• DESCRIPTION OF THE TASK:
The exercise asks you to copy every line below in which "根深蒂固" appears.

[Saved entries]
----------------------------------------

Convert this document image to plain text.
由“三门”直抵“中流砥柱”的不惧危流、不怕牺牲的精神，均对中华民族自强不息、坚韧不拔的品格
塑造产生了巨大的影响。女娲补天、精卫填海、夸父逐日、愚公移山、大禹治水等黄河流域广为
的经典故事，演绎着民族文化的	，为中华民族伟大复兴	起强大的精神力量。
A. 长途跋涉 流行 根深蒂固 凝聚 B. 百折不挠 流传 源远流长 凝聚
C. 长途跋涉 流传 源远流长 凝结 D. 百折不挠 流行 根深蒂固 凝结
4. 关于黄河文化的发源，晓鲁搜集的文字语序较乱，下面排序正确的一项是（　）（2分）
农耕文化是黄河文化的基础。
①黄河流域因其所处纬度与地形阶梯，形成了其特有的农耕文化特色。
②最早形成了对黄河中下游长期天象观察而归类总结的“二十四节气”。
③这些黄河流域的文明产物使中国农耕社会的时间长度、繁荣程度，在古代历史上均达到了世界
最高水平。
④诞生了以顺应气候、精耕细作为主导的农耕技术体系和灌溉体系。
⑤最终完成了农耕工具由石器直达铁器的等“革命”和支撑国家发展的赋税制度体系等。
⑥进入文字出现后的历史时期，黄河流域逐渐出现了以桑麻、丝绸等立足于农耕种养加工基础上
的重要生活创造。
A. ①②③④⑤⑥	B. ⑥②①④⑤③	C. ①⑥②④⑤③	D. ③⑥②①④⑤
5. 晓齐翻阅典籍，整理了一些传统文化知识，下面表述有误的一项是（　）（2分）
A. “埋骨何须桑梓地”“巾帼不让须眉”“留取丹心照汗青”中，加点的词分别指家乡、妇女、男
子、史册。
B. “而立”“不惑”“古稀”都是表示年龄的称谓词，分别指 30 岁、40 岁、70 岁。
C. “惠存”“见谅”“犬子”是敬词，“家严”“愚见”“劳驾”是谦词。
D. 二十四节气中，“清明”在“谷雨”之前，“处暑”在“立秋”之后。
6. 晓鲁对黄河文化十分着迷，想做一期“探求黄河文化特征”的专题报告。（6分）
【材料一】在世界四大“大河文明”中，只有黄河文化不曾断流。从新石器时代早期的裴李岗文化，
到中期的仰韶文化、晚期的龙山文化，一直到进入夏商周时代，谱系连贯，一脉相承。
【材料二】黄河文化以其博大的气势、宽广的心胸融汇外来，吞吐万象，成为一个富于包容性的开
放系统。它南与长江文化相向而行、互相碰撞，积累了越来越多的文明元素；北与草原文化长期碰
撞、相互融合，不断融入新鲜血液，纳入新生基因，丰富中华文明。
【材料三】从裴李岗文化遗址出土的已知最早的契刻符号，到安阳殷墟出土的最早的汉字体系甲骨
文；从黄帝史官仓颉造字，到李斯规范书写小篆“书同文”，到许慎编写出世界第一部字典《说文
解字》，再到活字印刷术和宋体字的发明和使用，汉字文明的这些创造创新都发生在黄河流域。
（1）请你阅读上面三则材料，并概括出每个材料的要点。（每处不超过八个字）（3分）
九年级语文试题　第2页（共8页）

----------------------------------------

• COMPLETE RESPONSE:
A. 长途跋涉 流行 根深蒂固 凝聚 B. 百折不挠 流传 源远流长 凝聚
C. 长途跋涉 流传 源远流长 凝结 D. 百折不挠 流行 根深蒂固 凝结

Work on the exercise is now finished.